# Instructions to follow
Go through the records and extract every line with the word "Kesatu".

# Provided information
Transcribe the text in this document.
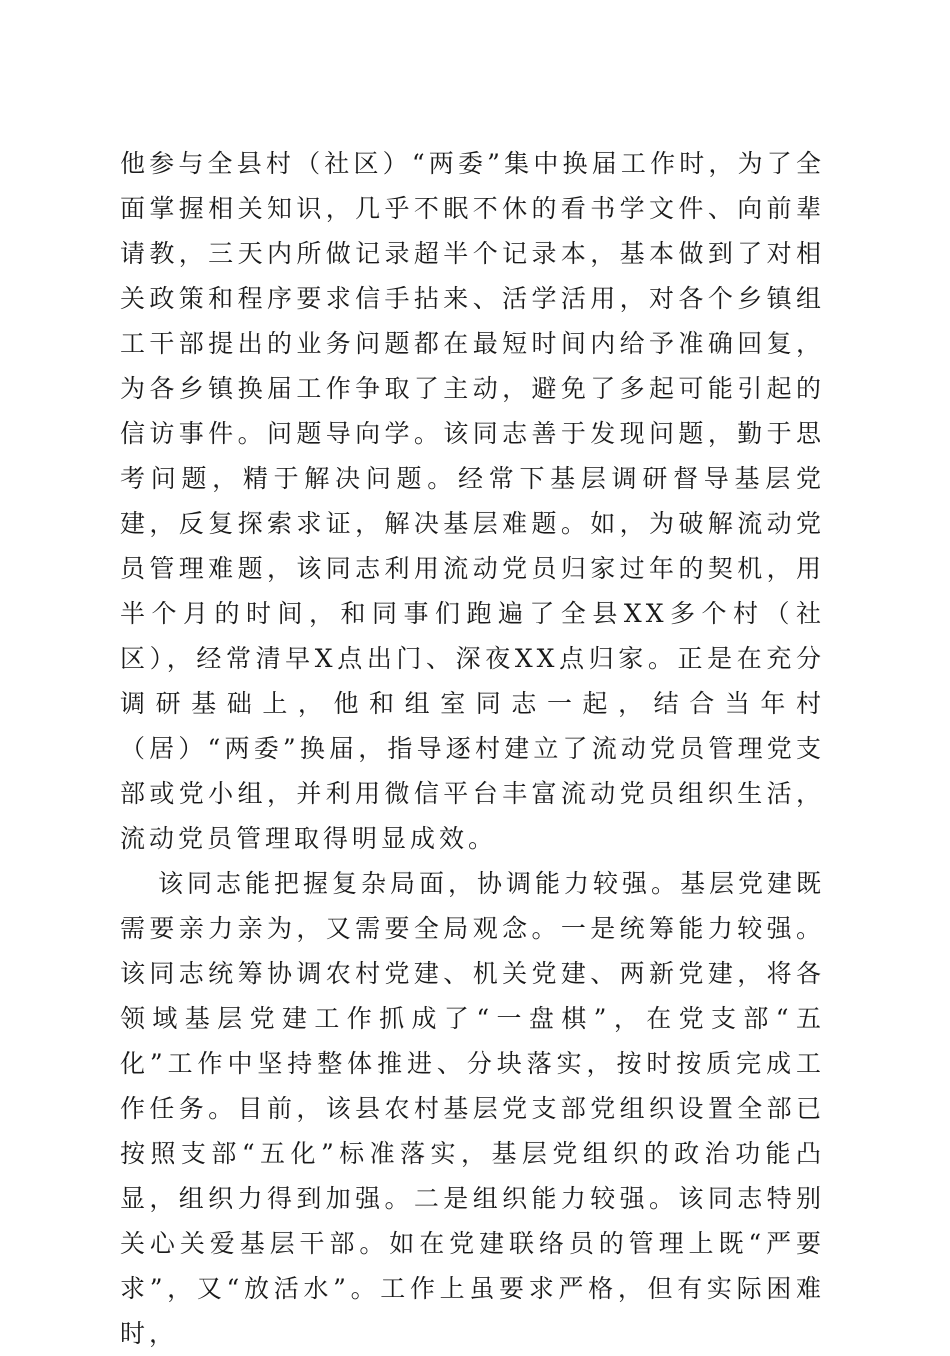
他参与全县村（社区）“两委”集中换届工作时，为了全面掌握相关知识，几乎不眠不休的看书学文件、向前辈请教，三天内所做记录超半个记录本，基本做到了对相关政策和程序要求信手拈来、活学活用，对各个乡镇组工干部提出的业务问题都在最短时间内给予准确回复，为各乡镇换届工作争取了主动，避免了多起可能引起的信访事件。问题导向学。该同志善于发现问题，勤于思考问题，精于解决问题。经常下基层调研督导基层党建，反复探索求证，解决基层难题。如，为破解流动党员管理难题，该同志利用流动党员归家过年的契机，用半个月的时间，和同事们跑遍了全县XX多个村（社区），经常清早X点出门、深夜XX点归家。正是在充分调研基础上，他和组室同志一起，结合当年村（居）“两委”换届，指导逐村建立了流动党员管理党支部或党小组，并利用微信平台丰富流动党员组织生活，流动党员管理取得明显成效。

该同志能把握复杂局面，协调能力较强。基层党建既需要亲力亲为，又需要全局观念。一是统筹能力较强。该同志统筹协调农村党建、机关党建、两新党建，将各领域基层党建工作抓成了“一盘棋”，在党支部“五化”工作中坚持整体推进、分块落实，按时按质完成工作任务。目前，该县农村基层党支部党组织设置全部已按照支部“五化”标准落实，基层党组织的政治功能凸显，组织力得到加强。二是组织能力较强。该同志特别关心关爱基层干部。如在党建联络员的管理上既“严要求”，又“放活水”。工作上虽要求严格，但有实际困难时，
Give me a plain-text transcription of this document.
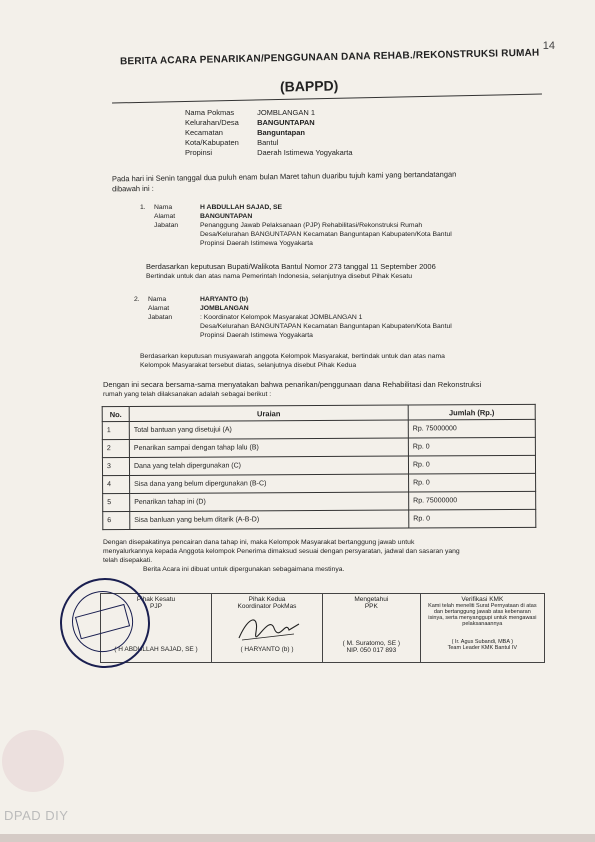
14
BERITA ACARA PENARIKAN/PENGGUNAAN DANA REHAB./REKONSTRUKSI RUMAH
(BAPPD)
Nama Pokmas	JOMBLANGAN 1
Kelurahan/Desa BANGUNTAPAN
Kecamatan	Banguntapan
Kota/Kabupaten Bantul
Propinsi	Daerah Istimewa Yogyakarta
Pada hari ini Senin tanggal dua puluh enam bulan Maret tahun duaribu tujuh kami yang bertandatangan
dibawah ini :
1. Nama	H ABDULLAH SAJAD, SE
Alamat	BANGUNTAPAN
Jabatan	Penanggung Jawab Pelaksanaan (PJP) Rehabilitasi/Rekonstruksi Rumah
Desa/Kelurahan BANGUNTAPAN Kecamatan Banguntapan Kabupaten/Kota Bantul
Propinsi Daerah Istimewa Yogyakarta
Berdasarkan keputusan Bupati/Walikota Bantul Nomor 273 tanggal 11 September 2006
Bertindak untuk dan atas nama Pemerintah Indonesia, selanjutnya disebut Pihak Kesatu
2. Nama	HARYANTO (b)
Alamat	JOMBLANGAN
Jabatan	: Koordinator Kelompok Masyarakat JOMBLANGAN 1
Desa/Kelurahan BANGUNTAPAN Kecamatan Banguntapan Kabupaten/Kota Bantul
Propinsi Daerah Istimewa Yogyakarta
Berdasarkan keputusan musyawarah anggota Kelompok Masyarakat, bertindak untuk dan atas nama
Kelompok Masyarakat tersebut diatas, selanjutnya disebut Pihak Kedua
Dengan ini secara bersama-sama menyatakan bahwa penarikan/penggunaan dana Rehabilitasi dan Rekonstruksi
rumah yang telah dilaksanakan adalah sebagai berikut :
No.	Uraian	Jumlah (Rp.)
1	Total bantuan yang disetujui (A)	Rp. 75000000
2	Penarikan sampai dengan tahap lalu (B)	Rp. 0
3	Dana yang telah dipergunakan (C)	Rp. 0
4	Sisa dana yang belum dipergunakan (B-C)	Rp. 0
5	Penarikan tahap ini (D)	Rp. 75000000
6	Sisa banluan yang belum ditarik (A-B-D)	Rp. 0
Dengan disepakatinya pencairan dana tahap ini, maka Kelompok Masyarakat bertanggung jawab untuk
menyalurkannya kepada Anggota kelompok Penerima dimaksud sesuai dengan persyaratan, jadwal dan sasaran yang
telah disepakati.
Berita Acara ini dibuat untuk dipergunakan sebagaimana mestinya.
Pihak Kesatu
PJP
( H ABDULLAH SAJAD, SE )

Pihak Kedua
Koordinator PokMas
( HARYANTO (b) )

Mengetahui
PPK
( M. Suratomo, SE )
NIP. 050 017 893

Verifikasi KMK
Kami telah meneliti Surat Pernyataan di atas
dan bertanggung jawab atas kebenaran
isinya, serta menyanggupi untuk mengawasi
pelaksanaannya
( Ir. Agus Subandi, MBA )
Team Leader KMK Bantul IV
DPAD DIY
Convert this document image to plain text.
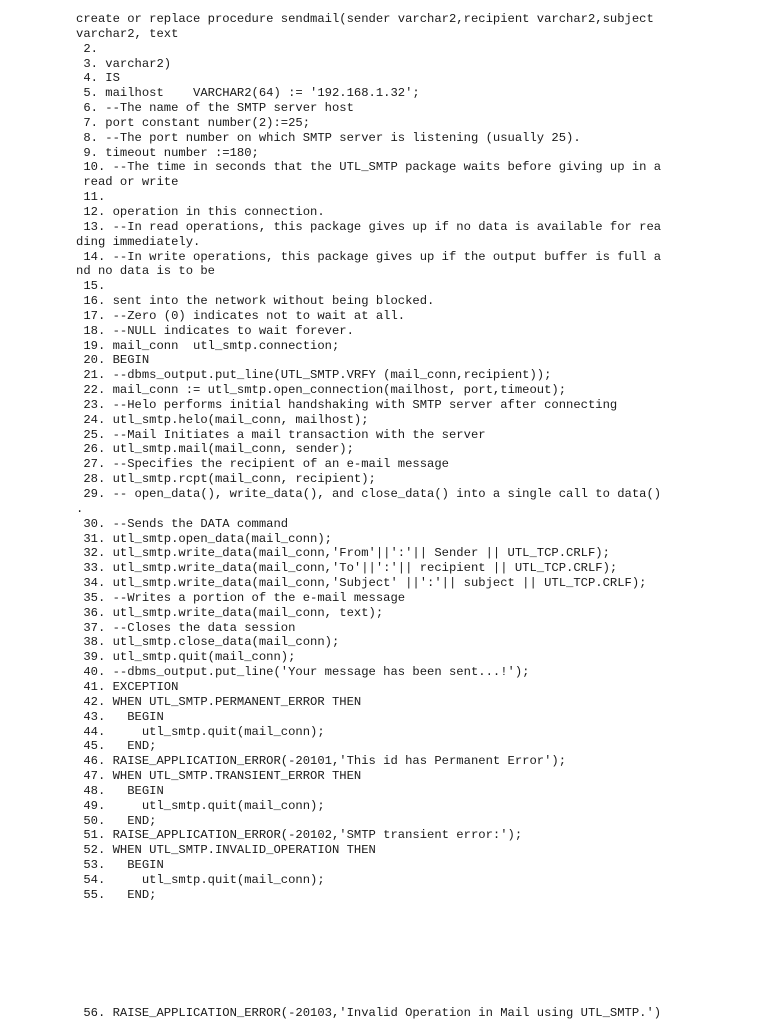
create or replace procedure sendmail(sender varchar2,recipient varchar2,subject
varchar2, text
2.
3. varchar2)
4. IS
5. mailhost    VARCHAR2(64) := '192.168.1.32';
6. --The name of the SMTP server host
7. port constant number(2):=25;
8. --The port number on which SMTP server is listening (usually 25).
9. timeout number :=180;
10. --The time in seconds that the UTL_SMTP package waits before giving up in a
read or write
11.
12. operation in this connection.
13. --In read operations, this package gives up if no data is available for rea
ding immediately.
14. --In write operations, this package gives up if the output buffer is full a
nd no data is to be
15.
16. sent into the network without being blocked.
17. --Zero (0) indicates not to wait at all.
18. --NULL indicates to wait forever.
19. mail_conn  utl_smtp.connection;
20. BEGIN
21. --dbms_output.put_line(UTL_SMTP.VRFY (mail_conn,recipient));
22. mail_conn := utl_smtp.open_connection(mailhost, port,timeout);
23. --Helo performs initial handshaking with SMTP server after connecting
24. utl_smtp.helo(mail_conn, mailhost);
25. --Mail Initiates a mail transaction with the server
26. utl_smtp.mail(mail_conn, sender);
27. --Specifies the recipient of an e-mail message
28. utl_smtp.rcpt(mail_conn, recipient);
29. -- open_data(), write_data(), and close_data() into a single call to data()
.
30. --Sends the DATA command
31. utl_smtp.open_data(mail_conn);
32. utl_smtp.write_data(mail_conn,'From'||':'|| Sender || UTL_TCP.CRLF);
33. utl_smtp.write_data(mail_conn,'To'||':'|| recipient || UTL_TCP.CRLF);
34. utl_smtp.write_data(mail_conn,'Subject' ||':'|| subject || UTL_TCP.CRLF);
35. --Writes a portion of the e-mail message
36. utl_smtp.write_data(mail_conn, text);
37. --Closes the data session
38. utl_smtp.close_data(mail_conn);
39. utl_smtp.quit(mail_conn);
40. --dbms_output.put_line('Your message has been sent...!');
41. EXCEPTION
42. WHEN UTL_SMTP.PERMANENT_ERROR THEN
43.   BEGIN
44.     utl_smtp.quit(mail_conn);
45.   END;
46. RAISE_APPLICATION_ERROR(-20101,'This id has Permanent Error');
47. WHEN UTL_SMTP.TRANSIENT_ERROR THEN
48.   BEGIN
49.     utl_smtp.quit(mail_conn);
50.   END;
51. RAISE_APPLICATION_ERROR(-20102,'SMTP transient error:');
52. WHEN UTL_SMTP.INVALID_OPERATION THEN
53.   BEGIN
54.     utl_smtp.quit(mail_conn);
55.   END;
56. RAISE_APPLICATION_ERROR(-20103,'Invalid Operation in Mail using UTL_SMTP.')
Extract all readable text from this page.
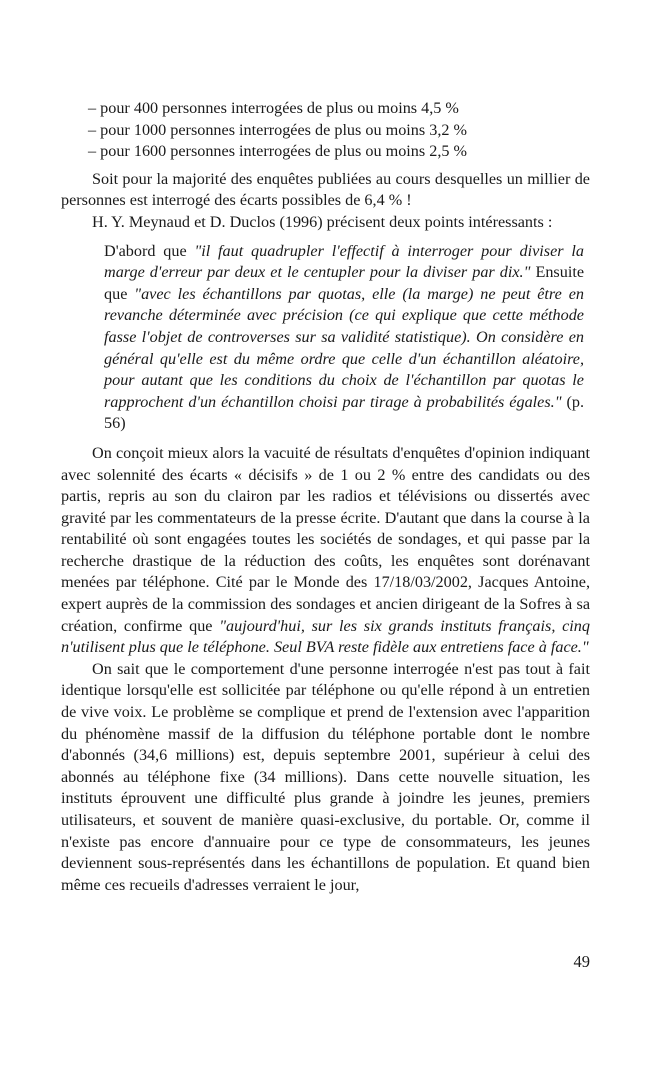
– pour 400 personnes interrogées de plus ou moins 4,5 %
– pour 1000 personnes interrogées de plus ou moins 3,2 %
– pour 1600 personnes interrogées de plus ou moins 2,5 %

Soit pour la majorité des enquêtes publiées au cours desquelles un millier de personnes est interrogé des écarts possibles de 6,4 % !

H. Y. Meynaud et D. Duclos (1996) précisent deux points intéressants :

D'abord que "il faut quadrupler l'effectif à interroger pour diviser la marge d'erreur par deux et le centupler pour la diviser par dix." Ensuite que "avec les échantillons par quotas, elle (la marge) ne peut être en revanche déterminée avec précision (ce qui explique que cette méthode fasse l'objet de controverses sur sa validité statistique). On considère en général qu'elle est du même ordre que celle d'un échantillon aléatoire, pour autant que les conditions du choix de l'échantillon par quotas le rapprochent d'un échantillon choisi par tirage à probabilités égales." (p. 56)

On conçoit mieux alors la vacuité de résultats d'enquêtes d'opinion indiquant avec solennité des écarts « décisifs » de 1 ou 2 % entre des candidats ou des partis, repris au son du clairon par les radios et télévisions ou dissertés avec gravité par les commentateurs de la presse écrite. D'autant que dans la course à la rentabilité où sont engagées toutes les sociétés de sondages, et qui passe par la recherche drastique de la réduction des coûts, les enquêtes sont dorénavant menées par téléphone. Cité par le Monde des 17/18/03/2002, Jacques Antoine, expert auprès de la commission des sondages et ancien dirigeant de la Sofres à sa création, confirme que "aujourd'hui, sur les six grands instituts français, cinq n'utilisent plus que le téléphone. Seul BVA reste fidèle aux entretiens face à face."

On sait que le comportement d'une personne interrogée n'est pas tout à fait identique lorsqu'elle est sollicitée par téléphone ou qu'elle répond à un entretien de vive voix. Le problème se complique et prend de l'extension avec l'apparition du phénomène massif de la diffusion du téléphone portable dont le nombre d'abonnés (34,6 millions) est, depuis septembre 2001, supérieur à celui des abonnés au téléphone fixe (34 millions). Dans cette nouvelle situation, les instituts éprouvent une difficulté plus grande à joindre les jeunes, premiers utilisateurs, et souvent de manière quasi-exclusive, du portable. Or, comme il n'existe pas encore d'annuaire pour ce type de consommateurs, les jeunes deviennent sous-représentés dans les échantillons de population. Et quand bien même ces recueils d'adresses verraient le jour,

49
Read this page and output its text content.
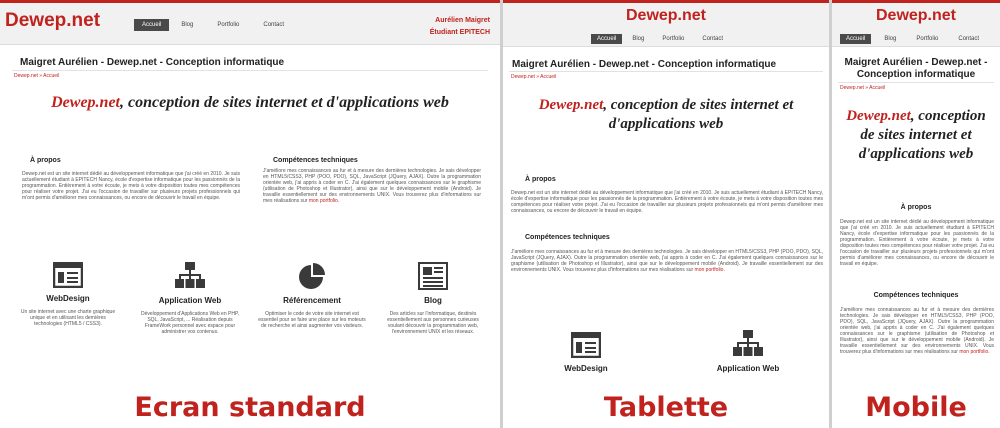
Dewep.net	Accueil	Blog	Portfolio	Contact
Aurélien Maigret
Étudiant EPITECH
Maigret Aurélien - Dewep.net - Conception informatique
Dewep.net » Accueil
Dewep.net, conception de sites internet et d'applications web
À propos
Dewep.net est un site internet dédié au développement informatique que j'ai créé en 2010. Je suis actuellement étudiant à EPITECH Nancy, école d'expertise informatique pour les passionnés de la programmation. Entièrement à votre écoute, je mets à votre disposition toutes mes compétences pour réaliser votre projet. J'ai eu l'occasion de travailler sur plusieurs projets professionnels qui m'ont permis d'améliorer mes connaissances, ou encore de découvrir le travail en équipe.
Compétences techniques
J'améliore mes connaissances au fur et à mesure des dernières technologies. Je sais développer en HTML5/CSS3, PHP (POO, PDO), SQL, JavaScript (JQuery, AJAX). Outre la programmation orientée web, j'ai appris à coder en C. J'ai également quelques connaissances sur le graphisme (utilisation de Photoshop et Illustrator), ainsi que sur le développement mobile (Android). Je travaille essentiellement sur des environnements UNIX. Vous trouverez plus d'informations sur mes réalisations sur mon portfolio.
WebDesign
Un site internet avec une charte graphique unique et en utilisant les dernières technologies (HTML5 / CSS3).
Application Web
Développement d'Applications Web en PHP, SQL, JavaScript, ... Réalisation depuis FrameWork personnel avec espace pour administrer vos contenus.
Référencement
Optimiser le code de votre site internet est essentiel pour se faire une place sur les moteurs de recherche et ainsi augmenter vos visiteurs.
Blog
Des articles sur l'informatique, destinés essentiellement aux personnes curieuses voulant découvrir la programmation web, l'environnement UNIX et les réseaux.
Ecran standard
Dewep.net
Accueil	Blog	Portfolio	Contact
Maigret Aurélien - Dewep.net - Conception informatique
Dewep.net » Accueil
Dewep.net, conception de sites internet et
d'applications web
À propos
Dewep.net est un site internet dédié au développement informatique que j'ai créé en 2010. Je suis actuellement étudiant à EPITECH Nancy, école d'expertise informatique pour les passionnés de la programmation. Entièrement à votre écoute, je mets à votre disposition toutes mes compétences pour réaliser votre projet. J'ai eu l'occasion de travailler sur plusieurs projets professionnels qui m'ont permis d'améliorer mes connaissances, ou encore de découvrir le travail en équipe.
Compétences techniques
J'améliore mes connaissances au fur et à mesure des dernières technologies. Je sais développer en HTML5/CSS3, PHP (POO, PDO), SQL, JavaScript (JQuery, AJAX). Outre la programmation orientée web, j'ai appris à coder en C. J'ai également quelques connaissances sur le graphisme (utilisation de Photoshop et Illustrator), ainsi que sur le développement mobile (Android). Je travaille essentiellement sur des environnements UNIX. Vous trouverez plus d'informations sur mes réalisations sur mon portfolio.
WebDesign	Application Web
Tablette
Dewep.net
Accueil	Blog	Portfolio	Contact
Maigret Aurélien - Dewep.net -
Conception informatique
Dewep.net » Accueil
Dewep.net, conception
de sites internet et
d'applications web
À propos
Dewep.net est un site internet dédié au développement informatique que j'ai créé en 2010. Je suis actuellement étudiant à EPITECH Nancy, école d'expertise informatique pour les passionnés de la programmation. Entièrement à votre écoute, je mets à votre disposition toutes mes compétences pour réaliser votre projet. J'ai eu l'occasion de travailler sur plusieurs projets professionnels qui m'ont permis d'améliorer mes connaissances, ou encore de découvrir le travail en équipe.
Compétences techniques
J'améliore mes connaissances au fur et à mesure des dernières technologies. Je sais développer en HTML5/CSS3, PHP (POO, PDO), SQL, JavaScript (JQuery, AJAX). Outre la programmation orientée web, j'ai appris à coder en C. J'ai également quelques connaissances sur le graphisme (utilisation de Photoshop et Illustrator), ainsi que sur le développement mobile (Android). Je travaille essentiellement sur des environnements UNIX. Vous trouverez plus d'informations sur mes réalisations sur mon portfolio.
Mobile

# Task result
Bertindak untuk dan atas nama Pemerintah Indonesia, selanjutnya disebut Pihak Kesatu
Pihak Kesatu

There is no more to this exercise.